[WRITTEN EXERCISE] Count only the lines of the records that hold "provided", then give the number without any other words.

[SUPPLIED MATERIAL]
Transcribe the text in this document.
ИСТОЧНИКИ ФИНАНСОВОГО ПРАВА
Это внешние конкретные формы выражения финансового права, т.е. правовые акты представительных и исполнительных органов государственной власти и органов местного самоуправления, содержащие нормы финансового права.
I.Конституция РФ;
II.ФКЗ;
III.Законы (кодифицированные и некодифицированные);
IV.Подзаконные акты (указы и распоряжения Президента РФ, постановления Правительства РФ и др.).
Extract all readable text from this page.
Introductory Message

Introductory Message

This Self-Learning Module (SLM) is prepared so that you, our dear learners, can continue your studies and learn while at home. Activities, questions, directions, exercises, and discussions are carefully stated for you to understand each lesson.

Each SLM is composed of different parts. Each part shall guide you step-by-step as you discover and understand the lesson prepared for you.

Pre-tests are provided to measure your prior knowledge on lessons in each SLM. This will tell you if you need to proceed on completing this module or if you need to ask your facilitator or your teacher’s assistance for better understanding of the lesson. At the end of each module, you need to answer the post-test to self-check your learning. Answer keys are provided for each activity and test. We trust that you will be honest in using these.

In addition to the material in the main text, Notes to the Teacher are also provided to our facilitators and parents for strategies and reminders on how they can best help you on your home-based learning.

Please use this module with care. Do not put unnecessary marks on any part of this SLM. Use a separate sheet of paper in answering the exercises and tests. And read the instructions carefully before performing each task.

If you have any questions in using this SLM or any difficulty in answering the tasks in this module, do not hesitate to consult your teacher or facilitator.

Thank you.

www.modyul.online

[WORKED ANSWER] 2